JOB: Carry none of the pictures over; write out the complete data exactly.

Source data:

..............................

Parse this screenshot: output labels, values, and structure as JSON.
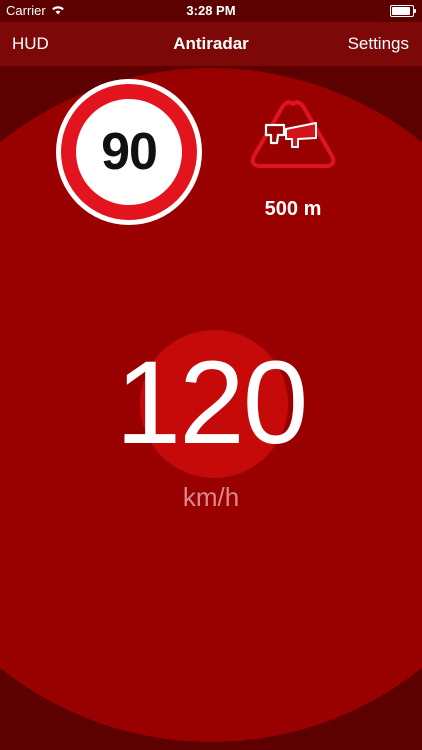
{
  "status_bar": {
    "carrier": "Carrier",
    "time": "3:28 PM",
    "icons": [
      "wifi-icon",
      "battery-icon"
    ]
  },
  "nav": {
    "left_label": "HUD",
    "title": "Antiradar",
    "right_label": "Settings"
  },
  "speed_limit": {
    "value": "90"
  },
  "camera": {
    "icon": "speed-camera-warning-icon",
    "distance": "500 m"
  },
  "speed": {
    "value": "120",
    "unit": "km/h"
  },
  "colors": {
    "background": "#990000",
    "nav_bar": "#7c0808",
    "sign_red": "#e3141d",
    "warning_red": "#e0141e",
    "unit_text": "#d88a8a"
  }
}
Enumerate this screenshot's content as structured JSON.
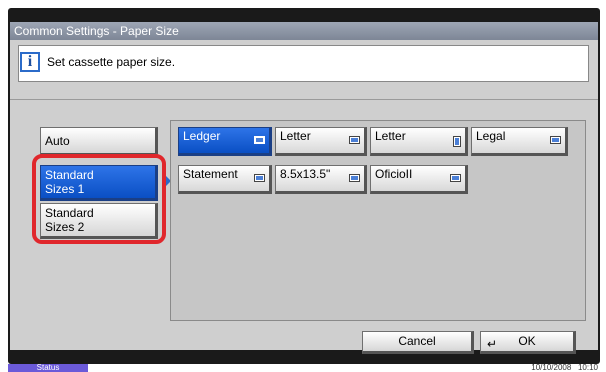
{
  "window": {
    "title": "Common Settings - Paper Size"
  },
  "message": {
    "text": "Set cassette paper size.",
    "icon": "info-icon"
  },
  "categories": [
    {
      "label": "Auto",
      "selected": false
    },
    {
      "label": "Standard\nSizes 1",
      "selected": true
    },
    {
      "label": "Standard\nSizes 2",
      "selected": false
    }
  ],
  "sizes": [
    {
      "label": "Ledger",
      "orientation": "landscape",
      "selected": true
    },
    {
      "label": "Letter",
      "orientation": "landscape",
      "selected": false
    },
    {
      "label": "Letter",
      "orientation": "portrait",
      "selected": false
    },
    {
      "label": "Legal",
      "orientation": "landscape",
      "selected": false
    },
    {
      "label": "Statement",
      "orientation": "landscape",
      "selected": false
    },
    {
      "label": "8.5x13.5\"",
      "orientation": "landscape",
      "selected": false
    },
    {
      "label": "OficioII",
      "orientation": "landscape",
      "selected": false
    }
  ],
  "actions": {
    "cancel": "Cancel",
    "ok": "OK"
  },
  "status": {
    "label": "Status",
    "date": "10/10/2008",
    "time": "10:10"
  },
  "colors": {
    "accent": "#0a4fc4",
    "highlight": "#e0272c",
    "status": "#6b5ad9"
  }
}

..............................

ANSWER:
Parse this screenshot: output labels, values, and structure as JSON.
{
  "status_bar": {
    "carrier": "Carrier",
    "time": "3:28 PM",
    "icons": [
      "wifi-icon",
      "battery-icon"
    ]
  },
  "nav": {
    "left_label": "HUD",
    "title": "Antiradar",
    "right_label": "Settings"
  },
  "speed_limit": {
    "value": "90"
  },
  "camera": {
    "icon": "speed-camera-warning-icon",
    "distance": "500 m"
  },
  "speed": {
    "value": "120",
    "unit": "km/h"
  },
  "colors": {
    "background": "#990000",
    "nav_bar": "#7c0808",
    "sign_red": "#e3141d",
    "warning_red": "#e0141e",
    "unit_text": "#d88a8a"
  }
}
Enumerate this screenshot's content as structured JSON.
{
  "window": {
    "title": "Common Settings - Paper Size"
  },
  "message": {
    "text": "Set cassette paper size.",
    "icon": "info-icon"
  },
  "categories": [
    {
      "label": "Auto",
      "selected": false
    },
    {
      "label": "Standard\nSizes 1",
      "selected": true
    },
    {
      "label": "Standard\nSizes 2",
      "selected": false
    }
  ],
  "sizes": [
    {
      "label": "Ledger",
      "orientation": "landscape",
      "selected": true
    },
    {
      "label": "Letter",
      "orientation": "landscape",
      "selected": false
    },
    {
      "label": "Letter",
      "orientation": "portrait",
      "selected": false
    },
    {
      "label": "Legal",
      "orientation": "landscape",
      "selected": false
    },
    {
      "label": "Statement",
      "orientation": "landscape",
      "selected": false
    },
    {
      "label": "8.5x13.5\"",
      "orientation": "landscape",
      "selected": false
    },
    {
      "label": "OficioII",
      "orientation": "landscape",
      "selected": false
    }
  ],
  "actions": {
    "cancel": "Cancel",
    "ok": "OK"
  },
  "status": {
    "label": "Status",
    "date": "10/10/2008",
    "time": "10:10"
  },
  "colors": {
    "accent": "#0a4fc4",
    "highlight": "#e0272c",
    "status": "#6b5ad9"
  }
}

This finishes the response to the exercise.